> EXERCISE BRIEF: Check every line in the records below for the word "Output" and report how many have it, nothing more.

#### RECORDS PROVIDED

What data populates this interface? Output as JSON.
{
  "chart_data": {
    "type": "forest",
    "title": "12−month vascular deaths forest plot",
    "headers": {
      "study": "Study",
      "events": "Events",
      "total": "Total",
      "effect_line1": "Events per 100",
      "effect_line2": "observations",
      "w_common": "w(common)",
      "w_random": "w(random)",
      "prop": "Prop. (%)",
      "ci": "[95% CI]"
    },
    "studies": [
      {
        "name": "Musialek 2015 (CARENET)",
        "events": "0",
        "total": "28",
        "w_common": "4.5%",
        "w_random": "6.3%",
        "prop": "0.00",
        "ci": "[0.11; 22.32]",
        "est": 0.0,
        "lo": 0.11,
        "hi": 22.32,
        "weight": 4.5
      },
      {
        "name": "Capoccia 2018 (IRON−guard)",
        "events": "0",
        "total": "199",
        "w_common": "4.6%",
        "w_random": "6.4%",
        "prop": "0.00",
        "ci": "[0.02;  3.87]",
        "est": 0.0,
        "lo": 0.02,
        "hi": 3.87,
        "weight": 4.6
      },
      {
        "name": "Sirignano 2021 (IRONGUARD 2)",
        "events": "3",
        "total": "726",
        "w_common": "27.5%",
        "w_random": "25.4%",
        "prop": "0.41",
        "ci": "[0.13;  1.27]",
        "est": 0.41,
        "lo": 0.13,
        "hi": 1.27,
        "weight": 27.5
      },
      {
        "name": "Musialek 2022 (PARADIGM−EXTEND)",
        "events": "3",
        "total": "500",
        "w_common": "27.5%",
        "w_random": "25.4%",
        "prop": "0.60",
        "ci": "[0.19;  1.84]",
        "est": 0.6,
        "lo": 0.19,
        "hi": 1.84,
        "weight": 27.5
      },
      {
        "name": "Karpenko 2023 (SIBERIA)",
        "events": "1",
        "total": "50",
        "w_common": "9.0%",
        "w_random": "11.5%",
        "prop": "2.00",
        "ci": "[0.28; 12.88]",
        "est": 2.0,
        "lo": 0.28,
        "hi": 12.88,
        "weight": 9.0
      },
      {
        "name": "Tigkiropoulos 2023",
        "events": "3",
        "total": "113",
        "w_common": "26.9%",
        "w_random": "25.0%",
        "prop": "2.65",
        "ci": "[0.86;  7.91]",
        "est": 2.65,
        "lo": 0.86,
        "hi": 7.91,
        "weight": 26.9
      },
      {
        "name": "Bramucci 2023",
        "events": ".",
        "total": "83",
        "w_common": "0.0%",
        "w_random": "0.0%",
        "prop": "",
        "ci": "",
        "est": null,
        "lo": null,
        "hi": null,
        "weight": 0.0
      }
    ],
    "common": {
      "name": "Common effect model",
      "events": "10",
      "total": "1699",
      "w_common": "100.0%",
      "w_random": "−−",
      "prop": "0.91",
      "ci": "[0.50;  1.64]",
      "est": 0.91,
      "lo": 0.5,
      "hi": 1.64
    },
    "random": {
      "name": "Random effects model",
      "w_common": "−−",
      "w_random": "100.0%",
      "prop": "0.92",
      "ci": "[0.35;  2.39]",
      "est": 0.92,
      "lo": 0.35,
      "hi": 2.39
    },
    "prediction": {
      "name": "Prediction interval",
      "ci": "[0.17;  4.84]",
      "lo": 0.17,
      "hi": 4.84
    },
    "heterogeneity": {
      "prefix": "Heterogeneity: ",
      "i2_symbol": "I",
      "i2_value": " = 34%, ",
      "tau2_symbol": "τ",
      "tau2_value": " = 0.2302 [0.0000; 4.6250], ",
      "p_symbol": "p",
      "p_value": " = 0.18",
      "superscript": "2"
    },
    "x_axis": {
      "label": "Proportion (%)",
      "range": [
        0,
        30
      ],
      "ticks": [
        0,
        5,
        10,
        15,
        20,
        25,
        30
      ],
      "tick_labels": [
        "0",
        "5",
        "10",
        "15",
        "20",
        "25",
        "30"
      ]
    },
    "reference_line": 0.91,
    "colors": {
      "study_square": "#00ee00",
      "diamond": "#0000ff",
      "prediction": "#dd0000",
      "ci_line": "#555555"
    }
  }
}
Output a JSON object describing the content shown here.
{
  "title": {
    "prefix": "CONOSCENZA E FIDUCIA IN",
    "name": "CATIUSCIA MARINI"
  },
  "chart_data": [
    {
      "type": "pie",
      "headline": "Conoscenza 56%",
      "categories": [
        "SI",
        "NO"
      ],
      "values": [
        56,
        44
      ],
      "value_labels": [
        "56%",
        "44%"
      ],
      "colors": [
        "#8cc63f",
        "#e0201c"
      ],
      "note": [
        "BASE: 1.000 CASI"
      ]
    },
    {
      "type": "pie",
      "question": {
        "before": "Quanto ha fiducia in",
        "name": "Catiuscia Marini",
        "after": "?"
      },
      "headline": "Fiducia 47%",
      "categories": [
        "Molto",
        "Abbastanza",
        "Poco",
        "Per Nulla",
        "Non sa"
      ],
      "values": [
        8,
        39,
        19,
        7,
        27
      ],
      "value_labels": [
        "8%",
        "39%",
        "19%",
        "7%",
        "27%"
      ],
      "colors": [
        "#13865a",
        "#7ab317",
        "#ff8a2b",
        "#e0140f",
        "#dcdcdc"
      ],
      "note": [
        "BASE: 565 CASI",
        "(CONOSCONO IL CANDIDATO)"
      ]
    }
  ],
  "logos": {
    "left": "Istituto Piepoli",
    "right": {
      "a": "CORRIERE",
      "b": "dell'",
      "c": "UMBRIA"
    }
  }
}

########

> WORKED SOLUTION: 2